--- SHORT PROBLEM ---
Quote all entries in full, exactly.

--- MATERIAL FOR THIS EXERCISE ---
===============

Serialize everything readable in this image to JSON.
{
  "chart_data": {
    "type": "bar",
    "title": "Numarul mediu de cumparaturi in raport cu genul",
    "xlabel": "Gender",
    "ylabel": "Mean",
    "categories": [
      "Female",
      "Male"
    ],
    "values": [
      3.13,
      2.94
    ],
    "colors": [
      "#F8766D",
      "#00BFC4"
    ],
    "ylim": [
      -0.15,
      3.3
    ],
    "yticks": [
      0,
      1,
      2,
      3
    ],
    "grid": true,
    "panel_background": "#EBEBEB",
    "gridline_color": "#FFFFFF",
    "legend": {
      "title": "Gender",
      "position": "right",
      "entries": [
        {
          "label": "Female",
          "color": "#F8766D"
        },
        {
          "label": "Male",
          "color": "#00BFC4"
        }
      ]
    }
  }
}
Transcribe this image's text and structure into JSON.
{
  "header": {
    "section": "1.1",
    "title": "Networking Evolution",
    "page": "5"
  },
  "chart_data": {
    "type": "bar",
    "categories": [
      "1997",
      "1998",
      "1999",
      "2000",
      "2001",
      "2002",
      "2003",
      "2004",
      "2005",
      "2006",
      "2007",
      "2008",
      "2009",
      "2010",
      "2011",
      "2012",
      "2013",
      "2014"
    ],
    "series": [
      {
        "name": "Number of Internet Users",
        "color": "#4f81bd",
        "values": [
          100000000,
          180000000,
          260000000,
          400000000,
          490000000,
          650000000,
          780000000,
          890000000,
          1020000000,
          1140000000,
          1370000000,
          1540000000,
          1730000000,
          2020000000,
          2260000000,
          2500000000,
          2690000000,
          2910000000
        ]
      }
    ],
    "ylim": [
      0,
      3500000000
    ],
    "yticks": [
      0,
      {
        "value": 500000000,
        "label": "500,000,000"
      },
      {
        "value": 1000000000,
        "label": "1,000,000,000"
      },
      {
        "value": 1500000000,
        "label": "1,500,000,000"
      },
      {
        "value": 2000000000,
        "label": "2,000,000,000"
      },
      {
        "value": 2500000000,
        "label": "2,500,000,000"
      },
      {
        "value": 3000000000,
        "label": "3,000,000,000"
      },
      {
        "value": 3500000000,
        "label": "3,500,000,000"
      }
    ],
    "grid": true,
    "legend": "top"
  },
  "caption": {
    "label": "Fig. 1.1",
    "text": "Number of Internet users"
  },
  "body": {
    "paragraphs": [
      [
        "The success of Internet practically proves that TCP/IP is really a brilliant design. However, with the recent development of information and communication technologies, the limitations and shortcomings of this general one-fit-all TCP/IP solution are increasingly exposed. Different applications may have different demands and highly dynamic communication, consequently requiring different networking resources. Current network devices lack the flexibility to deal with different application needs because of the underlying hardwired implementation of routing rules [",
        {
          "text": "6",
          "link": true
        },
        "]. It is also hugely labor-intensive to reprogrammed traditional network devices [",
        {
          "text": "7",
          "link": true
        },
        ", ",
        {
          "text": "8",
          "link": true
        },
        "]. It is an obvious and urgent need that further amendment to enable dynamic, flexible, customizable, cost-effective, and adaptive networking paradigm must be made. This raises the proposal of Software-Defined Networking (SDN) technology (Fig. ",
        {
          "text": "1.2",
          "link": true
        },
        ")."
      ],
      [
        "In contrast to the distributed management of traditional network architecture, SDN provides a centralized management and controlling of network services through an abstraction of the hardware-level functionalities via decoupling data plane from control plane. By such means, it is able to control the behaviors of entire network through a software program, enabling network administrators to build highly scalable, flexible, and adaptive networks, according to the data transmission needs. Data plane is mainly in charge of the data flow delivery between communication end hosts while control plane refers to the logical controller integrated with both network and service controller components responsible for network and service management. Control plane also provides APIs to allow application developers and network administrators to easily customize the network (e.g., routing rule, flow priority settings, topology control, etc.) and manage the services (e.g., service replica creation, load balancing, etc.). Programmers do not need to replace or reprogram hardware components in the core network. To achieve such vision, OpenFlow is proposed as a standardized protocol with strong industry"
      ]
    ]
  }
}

===============

--- THE OUTPUT ---
Serialize everything readable in this image to JSON.
{
  "chart_data": {
    "type": "bar",
    "title": "Numarul mediu de cumparaturi in raport cu genul",
    "xlabel": "Gender",
    "ylabel": "Mean",
    "categories": [
      "Female",
      "Male"
    ],
    "values": [
      3.13,
      2.94
    ],
    "colors": [
      "#F8766D",
      "#00BFC4"
    ],
    "ylim": [
      -0.15,
      3.3
    ],
    "yticks": [
      0,
      1,
      2,
      3
    ],
    "grid": true,
    "panel_background": "#EBEBEB",
    "gridline_color": "#FFFFFF",
    "legend": {
      "title": "Gender",
      "position": "right",
      "entries": [
        {
          "label": "Female",
          "color": "#F8766D"
        },
        {
          "label": "Male",
          "color": "#00BFC4"
        }
      ]
    }
  }
}
Transcribe this image's text and structure into JSON.
{
  "header": {
    "section": "1.1",
    "title": "Networking Evolution",
    "page": "5"
  },
  "chart_data": {
    "type": "bar",
    "categories": [
      "1997",
      "1998",
      "1999",
      "2000",
      "2001",
      "2002",
      "2003",
      "2004",
      "2005",
      "2006",
      "2007",
      "2008",
      "2009",
      "2010",
      "2011",
      "2012",
      "2013",
      "2014"
    ],
    "series": [
      {
        "name": "Number of Internet Users",
        "color": "#4f81bd",
        "values": [
          100000000,
          180000000,
          260000000,
          400000000,
          490000000,
          650000000,
          780000000,
          890000000,
          1020000000,
          1140000000,
          1370000000,
          1540000000,
          1730000000,
          2020000000,
          2260000000,
          2500000000,
          2690000000,
          2910000000
        ]
      }
    ],
    "ylim": [
      0,
      3500000000
    ],
    "yticks": [
      0,
      {
        "value": 500000000,
        "label": "500,000,000"
      },
      {
        "value": 1000000000,
        "label": "1,000,000,000"
      },
      {
        "value": 1500000000,
        "label": "1,500,000,000"
      },
      {
        "value": 2000000000,
        "label": "2,000,000,000"
      },
      {
        "value": 2500000000,
        "label": "2,500,000,000"
      },
      {
        "value": 3000000000,
        "label": "3,000,000,000"
      },
      {
        "value": 3500000000,
        "label": "3,500,000,000"
      }
    ],
    "grid": true,
    "legend": "top"
  },
  "caption": {
    "label": "Fig. 1.1",
    "text": "Number of Internet users"
  },
  "body": {
    "paragraphs": [
      [
        "The success of Internet practically proves that TCP/IP is really a brilliant design. However, with the recent development of information and communication technologies, the limitations and shortcomings of this general one-fit-all TCP/IP solution are increasingly exposed. Different applications may have different demands and highly dynamic communication, consequently requiring different networking resources. Current network devices lack the flexibility to deal with different application needs because of the underlying hardwired implementation of routing rules [",
        {
          "text": "6",
          "link": true
        },
        "]. It is also hugely labor-intensive to reprogrammed traditional network devices [",
        {
          "text": "7",
          "link": true
        },
        ", ",
        {
          "text": "8",
          "link": true
        },
        "]. It is an obvious and urgent need that further amendment to enable dynamic, flexible, customizable, cost-effective, and adaptive networking paradigm must be made. This raises the proposal of Software-Defined Networking (SDN) technology (Fig. ",
        {
          "text": "1.2",
          "link": true
        },
        ")."
      ],
      [
        "In contrast to the distributed management of traditional network architecture, SDN provides a centralized management and controlling of network services through an abstraction of the hardware-level functionalities via decoupling data plane from control plane. By such means, it is able to control the behaviors of entire network through a software program, enabling network administrators to build highly scalable, flexible, and adaptive networks, according to the data transmission needs. Data plane is mainly in charge of the data flow delivery between communication end hosts while control plane refers to the logical controller integrated with both network and service controller components responsible for network and service management. Control plane also provides APIs to allow application developers and network administrators to easily customize the network (e.g., routing rule, flow priority settings, topology control, etc.) and manage the services (e.g., service replica creation, load balancing, etc.). Programmers do not need to replace or reprogram hardware components in the core network. To achieve such vision, OpenFlow is proposed as a standardized protocol with strong industry"
      ]
    ]
  }
}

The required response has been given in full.